**Task directions**
Repeat the records word for word, excluding any picture.

Dataset entries
——————
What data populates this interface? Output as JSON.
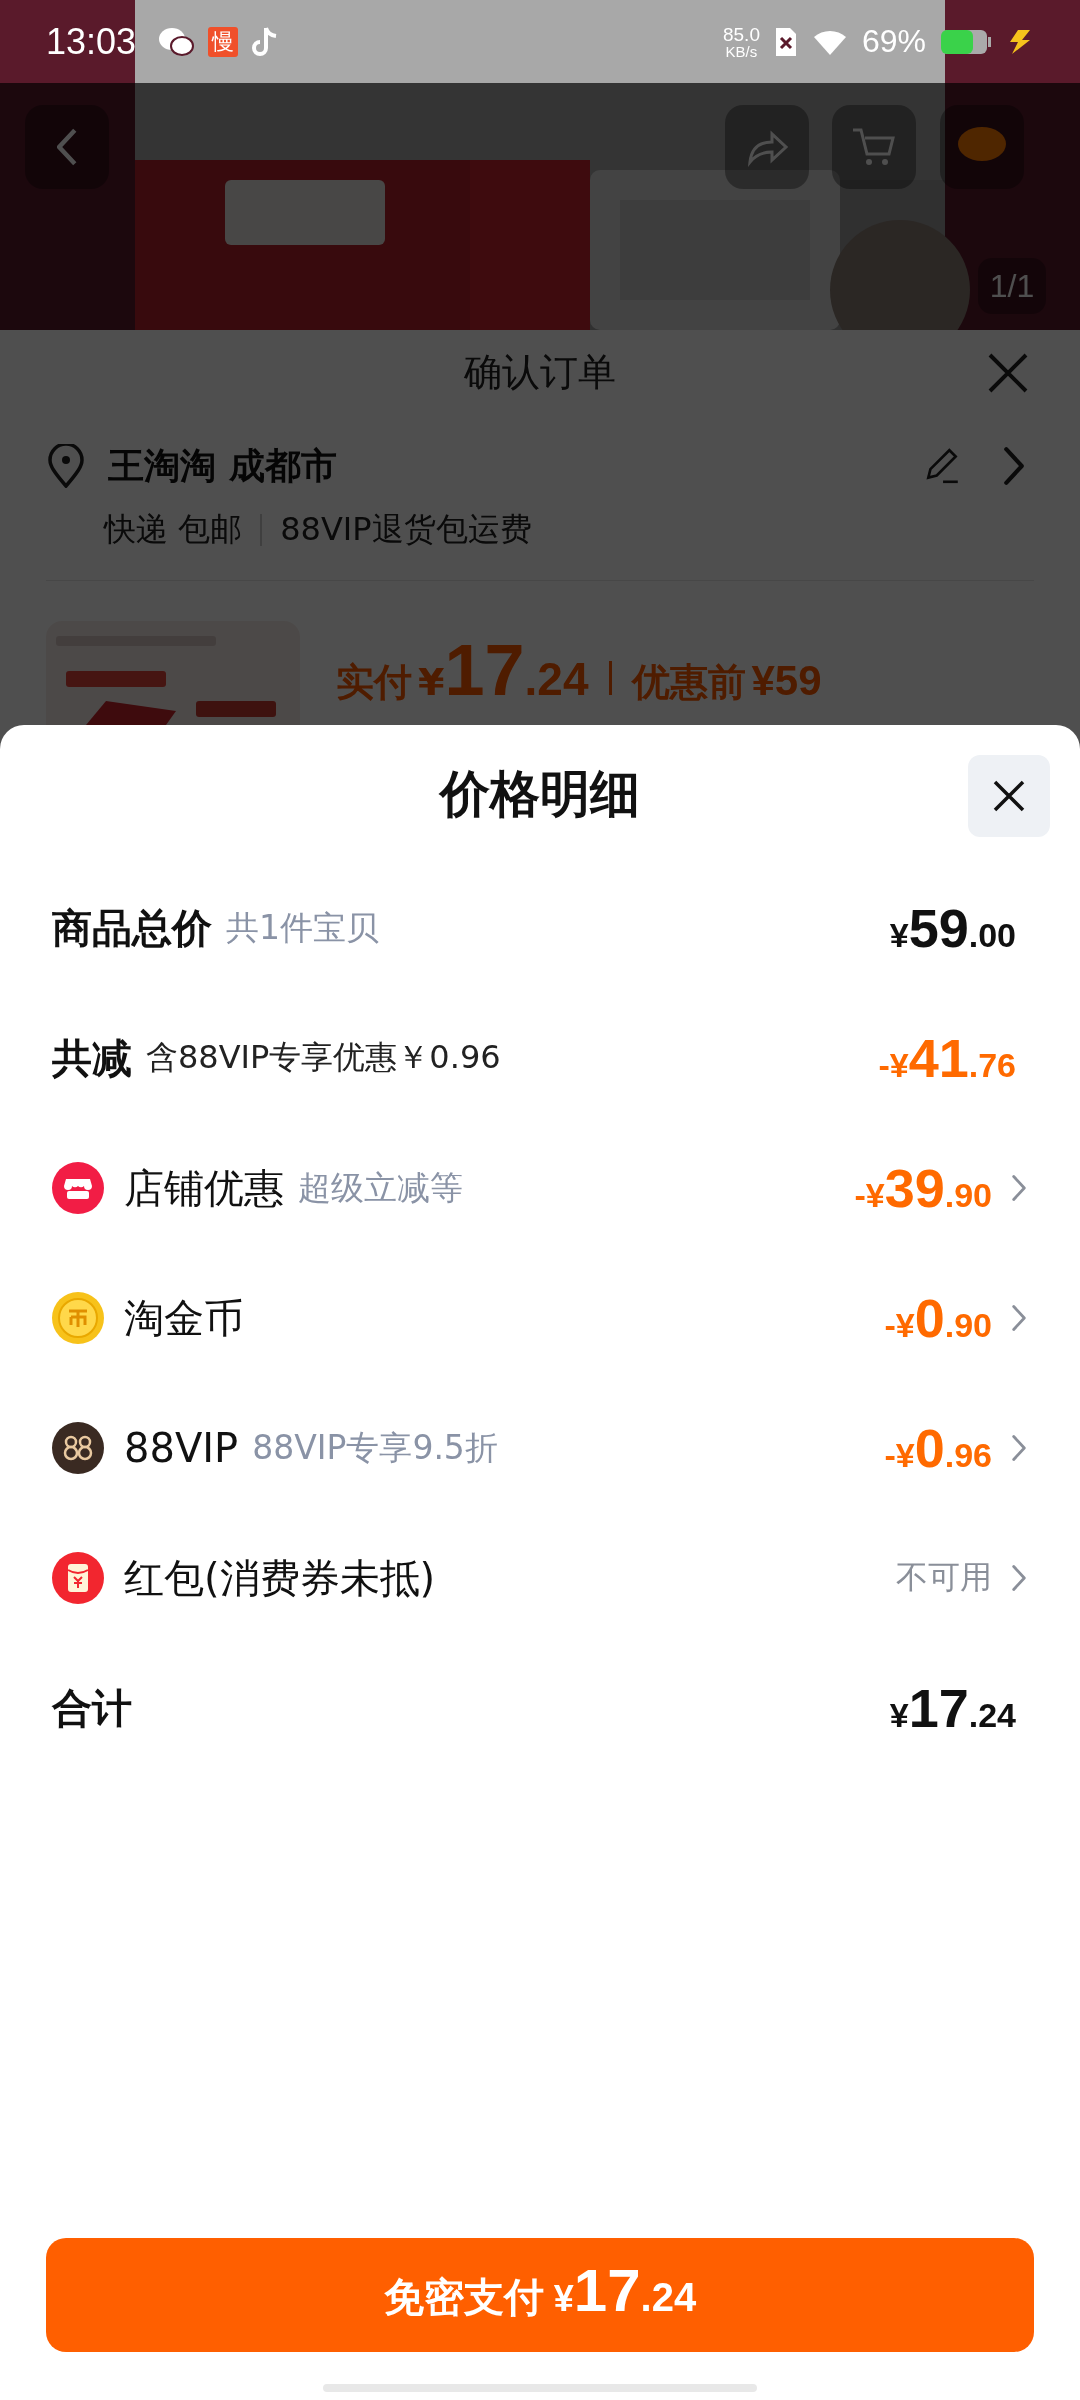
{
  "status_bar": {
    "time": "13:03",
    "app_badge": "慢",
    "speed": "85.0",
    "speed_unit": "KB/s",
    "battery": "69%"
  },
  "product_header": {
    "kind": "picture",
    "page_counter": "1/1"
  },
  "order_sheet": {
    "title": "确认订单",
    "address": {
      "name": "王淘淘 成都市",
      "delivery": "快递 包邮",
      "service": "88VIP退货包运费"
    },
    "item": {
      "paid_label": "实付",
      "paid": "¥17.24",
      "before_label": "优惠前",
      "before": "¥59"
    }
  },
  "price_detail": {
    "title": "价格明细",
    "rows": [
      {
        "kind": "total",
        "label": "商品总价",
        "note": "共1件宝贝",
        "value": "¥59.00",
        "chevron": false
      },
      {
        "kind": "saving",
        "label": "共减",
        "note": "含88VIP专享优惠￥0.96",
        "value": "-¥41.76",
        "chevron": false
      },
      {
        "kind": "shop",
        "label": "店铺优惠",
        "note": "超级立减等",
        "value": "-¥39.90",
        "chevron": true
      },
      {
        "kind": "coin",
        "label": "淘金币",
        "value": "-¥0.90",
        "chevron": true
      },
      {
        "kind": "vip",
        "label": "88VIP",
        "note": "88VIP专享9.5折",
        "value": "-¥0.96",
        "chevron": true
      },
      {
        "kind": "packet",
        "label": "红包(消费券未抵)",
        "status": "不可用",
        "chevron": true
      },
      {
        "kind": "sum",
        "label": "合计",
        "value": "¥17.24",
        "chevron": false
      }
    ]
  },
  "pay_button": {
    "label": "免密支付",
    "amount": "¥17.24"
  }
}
——————
**Full answer**
What data populates this interface? Output as JSON.
{
  "status_bar": {
    "time": "13:03",
    "app_badge": "慢",
    "speed": "85.0",
    "speed_unit": "KB/s",
    "battery": "69%"
  },
  "product_header": {
    "kind": "picture",
    "page_counter": "1/1"
  },
  "order_sheet": {
    "title": "确认订单",
    "address": {
      "name": "王淘淘 成都市",
      "delivery": "快递 包邮",
      "service": "88VIP退货包运费"
    },
    "item": {
      "paid_label": "实付",
      "paid": "¥17.24",
      "before_label": "优惠前",
      "before": "¥59"
    }
  },
  "price_detail": {
    "title": "价格明细",
    "rows": [
      {
        "kind": "total",
        "label": "商品总价",
        "note": "共1件宝贝",
        "value": "¥59.00",
        "chevron": false
      },
      {
        "kind": "saving",
        "label": "共减",
        "note": "含88VIP专享优惠￥0.96",
        "value": "-¥41.76",
        "chevron": false
      },
      {
        "kind": "shop",
        "label": "店铺优惠",
        "note": "超级立减等",
        "value": "-¥39.90",
        "chevron": true
      },
      {
        "kind": "coin",
        "label": "淘金币",
        "value": "-¥0.90",
        "chevron": true
      },
      {
        "kind": "vip",
        "label": "88VIP",
        "note": "88VIP专享9.5折",
        "value": "-¥0.96",
        "chevron": true
      },
      {
        "kind": "packet",
        "label": "红包(消费券未抵)",
        "status": "不可用",
        "chevron": true
      },
      {
        "kind": "sum",
        "label": "合计",
        "value": "¥17.24",
        "chevron": false
      }
    ]
  },
  "pay_button": {
    "label": "免密支付",
    "amount": "¥17.24"
  }
}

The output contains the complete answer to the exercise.